§ **TASK BRIEF**: Transcribe every entry below word for word, but skip the pictures.

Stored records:
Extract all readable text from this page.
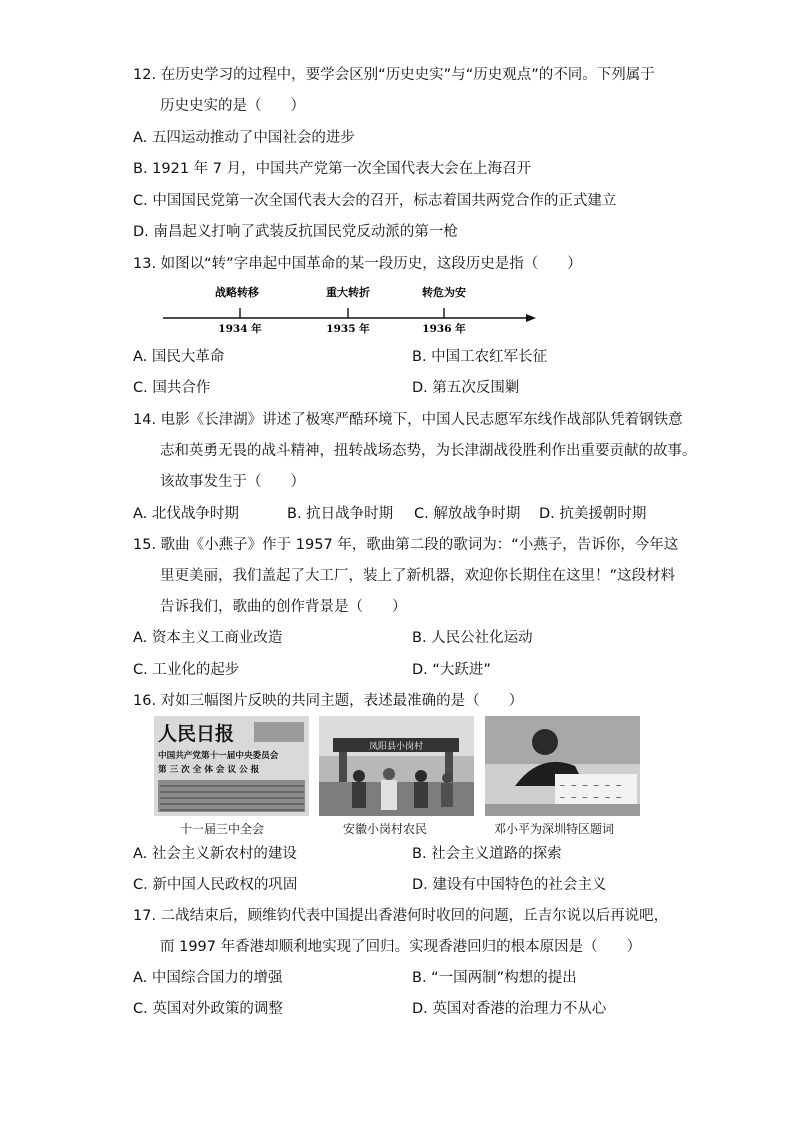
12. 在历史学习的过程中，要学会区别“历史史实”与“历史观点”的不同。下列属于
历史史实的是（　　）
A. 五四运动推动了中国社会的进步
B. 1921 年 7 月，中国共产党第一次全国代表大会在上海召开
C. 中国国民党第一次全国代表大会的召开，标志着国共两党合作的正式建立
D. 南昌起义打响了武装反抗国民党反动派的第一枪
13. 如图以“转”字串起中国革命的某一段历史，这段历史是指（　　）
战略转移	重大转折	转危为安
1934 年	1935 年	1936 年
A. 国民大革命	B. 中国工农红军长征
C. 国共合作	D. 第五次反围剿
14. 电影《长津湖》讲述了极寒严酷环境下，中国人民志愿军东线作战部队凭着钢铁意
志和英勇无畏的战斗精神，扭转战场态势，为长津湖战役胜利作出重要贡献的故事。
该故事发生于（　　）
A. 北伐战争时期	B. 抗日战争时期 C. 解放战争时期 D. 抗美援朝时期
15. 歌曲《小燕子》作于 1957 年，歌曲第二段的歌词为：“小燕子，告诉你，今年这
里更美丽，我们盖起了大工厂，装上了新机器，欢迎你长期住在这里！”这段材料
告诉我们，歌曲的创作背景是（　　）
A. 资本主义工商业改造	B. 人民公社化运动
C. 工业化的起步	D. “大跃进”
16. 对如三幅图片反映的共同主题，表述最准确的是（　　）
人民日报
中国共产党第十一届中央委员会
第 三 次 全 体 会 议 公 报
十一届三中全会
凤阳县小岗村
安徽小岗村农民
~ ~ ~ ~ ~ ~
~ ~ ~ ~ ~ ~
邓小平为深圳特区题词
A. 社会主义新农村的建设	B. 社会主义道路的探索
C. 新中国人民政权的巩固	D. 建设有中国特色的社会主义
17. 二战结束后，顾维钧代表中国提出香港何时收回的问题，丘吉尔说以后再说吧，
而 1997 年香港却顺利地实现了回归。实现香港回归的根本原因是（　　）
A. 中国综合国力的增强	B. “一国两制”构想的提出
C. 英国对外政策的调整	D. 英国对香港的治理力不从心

§ **FINISHED ANSWER**:
Extract all readable text from this page.
12. 在历史学习的过程中，要学会区别“历史史实”与“历史观点”的不同。下列属于
历史史实的是（　　）
A. 五四运动推动了中国社会的进步
B. 1921 年 7 月，中国共产党第一次全国代表大会在上海召开
C. 中国国民党第一次全国代表大会的召开，标志着国共两党合作的正式建立
D. 南昌起义打响了武装反抗国民党反动派的第一枪
13. 如图以“转”字串起中国革命的某一段历史，这段历史是指（　　）
战略转移	重大转折	转危为安
1934 年	1935 年	1936 年
A. 国民大革命	B. 中国工农红军长征
C. 国共合作	D. 第五次反围剿
14. 电影《长津湖》讲述了极寒严酷环境下，中国人民志愿军东线作战部队凭着钢铁意
志和英勇无畏的战斗精神，扭转战场态势，为长津湖战役胜利作出重要贡献的故事。
该故事发生于（　　）
A. 北伐战争时期	B. 抗日战争时期 C. 解放战争时期 D. 抗美援朝时期
15. 歌曲《小燕子》作于 1957 年，歌曲第二段的歌词为：“小燕子，告诉你，今年这
里更美丽，我们盖起了大工厂，装上了新机器，欢迎你长期住在这里！”这段材料
告诉我们，歌曲的创作背景是（　　）
A. 资本主义工商业改造	B. 人民公社化运动
C. 工业化的起步	D. “大跃进”
16. 对如三幅图片反映的共同主题，表述最准确的是（　　）
人民日报
中国共产党第十一届中央委员会
第 三 次 全 体 会 议 公 报
十一届三中全会
凤阳县小岗村
安徽小岗村农民
~ ~ ~ ~ ~ ~
~ ~ ~ ~ ~ ~
邓小平为深圳特区题词
A. 社会主义新农村的建设	B. 社会主义道路的探索
C. 新中国人民政权的巩固	D. 建设有中国特色的社会主义
17. 二战结束后，顾维钧代表中国提出香港何时收回的问题，丘吉尔说以后再说吧，
而 1997 年香港却顺利地实现了回归。实现香港回归的根本原因是（　　）
A. 中国综合国力的增强	B. “一国两制”构想的提出
C. 英国对外政策的调整	D. 英国对香港的治理力不从心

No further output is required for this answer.